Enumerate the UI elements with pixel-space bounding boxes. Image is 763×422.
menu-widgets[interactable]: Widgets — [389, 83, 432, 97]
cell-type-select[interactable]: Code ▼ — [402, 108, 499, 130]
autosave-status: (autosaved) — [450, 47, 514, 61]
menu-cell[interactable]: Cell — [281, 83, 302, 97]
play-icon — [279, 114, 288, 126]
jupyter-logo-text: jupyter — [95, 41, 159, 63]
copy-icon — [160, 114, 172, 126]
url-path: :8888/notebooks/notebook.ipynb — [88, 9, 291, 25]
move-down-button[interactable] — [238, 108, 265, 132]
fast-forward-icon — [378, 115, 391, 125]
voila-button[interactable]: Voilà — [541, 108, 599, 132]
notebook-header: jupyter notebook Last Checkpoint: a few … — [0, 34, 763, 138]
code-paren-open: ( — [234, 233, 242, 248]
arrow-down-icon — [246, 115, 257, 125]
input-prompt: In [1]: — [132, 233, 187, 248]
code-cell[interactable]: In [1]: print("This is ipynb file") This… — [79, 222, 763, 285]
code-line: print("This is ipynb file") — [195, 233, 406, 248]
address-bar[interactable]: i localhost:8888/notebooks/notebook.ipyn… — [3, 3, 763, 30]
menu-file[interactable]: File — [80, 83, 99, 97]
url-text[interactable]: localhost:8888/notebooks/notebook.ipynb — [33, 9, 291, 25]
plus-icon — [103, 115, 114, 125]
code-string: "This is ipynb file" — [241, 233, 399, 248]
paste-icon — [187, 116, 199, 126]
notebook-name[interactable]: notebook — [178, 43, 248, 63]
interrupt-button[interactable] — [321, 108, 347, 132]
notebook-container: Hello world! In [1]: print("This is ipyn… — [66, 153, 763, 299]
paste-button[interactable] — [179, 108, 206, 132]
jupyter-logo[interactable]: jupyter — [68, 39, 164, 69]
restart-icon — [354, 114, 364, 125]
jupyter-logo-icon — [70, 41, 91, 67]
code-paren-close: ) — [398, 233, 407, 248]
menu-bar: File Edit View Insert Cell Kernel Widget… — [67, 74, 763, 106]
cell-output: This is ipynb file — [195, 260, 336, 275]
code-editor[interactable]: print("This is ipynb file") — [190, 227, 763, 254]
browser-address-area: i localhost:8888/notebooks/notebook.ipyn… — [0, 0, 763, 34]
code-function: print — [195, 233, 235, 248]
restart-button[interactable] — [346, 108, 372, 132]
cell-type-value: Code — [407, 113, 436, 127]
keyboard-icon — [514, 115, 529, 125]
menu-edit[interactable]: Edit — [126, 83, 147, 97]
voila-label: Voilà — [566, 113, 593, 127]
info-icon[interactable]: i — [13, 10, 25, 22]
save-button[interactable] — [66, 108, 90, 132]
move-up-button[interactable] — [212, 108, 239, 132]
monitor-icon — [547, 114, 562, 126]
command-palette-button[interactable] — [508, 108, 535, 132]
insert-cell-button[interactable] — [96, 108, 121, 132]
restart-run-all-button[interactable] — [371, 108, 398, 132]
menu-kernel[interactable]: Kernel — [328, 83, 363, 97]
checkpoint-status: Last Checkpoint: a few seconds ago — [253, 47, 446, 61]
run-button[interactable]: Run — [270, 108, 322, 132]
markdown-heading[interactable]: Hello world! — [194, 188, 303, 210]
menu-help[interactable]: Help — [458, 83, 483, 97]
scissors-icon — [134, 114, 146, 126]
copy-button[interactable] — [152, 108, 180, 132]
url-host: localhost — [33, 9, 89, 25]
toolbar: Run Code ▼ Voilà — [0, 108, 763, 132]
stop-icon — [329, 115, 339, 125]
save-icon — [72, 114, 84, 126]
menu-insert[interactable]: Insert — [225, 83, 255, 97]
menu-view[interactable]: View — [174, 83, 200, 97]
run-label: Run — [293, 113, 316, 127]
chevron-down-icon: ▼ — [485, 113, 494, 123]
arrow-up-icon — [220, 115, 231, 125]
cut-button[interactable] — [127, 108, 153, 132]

━━━━━━━━━━━━━━━━

GIVEN EXERCISE: Identify each line in the material above that contains the string "status", and copy every such line in full.

EXERCISE RESULT:
autosave-status: (autosaved) — [450, 47, 514, 61]
checkpoint-status: Last Checkpoint: a few seconds ago — [253, 47, 446, 61]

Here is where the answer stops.